Extracts from a graphics dataset
▼▼▼

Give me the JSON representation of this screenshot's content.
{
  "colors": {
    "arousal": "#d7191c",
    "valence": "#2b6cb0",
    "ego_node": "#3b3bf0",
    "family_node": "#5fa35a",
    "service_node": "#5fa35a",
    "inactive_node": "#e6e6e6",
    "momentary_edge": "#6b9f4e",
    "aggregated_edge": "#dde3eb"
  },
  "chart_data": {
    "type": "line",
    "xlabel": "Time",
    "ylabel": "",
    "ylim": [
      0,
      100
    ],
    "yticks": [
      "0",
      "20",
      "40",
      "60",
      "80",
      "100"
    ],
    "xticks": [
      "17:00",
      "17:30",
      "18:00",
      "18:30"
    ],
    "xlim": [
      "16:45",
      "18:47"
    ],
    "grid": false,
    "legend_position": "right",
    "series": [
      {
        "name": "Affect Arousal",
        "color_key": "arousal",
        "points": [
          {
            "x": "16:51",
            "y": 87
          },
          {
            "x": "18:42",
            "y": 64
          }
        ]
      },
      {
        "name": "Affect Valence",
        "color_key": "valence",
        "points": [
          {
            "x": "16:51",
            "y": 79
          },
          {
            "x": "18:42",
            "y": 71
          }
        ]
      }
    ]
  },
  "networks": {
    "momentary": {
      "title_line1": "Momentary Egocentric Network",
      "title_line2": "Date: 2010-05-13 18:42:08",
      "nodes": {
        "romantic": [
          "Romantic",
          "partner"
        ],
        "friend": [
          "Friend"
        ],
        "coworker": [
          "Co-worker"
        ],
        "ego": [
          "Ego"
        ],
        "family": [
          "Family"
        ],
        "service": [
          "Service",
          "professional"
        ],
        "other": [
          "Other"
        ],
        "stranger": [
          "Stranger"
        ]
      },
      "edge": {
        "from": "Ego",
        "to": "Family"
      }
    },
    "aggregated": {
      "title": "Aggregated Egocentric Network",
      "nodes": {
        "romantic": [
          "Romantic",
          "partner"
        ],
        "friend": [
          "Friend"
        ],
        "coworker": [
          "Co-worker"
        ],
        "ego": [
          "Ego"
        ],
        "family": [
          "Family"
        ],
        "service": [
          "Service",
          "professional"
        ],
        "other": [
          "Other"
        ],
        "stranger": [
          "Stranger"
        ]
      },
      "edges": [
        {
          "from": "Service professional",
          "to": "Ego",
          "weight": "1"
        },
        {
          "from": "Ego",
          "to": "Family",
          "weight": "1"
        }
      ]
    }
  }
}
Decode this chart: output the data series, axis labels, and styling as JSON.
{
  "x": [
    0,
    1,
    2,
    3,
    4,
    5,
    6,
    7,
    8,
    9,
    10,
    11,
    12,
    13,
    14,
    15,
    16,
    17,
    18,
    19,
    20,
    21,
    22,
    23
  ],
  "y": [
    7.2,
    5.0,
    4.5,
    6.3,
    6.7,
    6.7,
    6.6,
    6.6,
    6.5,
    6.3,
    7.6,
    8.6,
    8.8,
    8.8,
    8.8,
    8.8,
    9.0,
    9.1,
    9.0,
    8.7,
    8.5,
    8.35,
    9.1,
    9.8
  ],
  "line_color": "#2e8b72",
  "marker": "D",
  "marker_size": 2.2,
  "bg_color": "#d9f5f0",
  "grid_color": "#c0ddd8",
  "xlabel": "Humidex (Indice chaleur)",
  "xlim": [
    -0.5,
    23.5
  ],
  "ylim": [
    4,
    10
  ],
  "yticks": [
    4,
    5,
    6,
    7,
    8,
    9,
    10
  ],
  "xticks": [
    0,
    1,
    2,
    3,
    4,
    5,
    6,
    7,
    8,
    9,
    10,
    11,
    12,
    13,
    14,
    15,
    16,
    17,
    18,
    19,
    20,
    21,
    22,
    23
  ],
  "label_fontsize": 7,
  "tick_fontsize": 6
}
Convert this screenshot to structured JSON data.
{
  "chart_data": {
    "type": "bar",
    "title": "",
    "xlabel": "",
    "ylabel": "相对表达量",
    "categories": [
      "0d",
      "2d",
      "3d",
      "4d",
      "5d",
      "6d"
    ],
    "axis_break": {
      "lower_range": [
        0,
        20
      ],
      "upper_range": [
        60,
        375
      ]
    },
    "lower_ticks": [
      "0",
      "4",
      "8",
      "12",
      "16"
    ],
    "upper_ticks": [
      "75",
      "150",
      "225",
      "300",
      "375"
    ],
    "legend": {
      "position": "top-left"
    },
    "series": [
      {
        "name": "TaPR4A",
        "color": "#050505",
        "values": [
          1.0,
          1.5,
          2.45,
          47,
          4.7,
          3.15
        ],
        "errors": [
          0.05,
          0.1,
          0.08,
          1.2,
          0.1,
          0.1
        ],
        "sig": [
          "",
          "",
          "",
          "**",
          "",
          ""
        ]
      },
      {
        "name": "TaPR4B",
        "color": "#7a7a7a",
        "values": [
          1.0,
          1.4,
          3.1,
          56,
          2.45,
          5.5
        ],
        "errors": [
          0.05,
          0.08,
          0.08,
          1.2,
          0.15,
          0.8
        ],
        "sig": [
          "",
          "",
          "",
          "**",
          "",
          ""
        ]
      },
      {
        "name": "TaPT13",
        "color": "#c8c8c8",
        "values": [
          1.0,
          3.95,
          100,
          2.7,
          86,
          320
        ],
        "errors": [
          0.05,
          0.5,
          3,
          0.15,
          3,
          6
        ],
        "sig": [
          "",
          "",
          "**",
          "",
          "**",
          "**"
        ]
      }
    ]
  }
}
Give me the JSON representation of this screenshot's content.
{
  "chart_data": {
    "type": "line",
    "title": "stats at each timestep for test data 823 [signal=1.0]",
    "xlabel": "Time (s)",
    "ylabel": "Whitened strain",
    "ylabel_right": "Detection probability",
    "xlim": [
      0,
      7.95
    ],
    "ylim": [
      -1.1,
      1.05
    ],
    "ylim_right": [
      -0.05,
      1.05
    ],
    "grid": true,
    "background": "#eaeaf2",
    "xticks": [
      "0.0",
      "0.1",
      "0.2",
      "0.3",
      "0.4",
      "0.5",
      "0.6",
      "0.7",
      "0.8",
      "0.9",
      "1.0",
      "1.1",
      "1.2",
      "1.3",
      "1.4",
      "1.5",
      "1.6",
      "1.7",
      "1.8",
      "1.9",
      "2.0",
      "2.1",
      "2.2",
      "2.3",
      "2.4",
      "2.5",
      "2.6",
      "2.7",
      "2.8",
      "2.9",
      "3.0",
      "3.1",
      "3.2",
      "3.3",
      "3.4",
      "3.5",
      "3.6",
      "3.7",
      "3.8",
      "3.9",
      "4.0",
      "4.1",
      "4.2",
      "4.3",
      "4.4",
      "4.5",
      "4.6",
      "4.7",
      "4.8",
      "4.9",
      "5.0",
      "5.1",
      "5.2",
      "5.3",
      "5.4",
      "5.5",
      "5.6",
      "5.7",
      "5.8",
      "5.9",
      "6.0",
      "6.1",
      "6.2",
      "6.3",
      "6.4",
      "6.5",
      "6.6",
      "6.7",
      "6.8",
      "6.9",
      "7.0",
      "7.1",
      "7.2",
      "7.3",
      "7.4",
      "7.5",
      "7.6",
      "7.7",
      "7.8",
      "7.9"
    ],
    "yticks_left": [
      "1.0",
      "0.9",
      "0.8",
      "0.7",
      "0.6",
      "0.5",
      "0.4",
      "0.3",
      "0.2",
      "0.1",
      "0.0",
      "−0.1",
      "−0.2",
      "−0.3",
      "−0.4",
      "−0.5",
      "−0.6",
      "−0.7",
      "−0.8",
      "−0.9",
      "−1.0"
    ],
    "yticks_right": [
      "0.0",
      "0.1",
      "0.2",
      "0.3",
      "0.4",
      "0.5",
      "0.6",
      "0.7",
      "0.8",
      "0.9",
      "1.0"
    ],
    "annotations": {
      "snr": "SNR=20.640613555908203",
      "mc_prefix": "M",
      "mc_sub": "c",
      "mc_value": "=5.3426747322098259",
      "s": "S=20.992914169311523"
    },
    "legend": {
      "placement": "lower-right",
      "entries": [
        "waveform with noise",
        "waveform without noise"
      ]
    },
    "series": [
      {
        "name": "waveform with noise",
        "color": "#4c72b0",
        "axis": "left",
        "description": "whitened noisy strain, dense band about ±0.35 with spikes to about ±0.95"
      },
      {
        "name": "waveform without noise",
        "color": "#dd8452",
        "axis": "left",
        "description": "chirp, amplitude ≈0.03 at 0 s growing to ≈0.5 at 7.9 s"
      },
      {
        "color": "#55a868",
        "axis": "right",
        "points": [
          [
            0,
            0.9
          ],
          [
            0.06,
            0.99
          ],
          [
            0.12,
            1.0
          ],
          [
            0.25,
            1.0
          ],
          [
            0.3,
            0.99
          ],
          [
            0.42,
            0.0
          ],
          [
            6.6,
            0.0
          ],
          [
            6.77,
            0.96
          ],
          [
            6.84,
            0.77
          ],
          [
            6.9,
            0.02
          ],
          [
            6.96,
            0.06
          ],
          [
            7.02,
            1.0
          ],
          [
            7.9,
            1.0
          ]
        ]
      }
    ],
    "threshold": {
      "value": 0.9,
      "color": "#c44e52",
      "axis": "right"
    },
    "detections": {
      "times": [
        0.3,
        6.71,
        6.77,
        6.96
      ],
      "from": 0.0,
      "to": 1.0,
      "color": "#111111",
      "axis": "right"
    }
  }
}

▲▲▲

Extract all lines that hold the word "this".

Give me the JSON representation of this screenshot's content.
Decode this chart: output the data series, axis labels, and styling as JSON.
Convert this screenshot to structured JSON data.
Give me the JSON representation of this screenshot's content.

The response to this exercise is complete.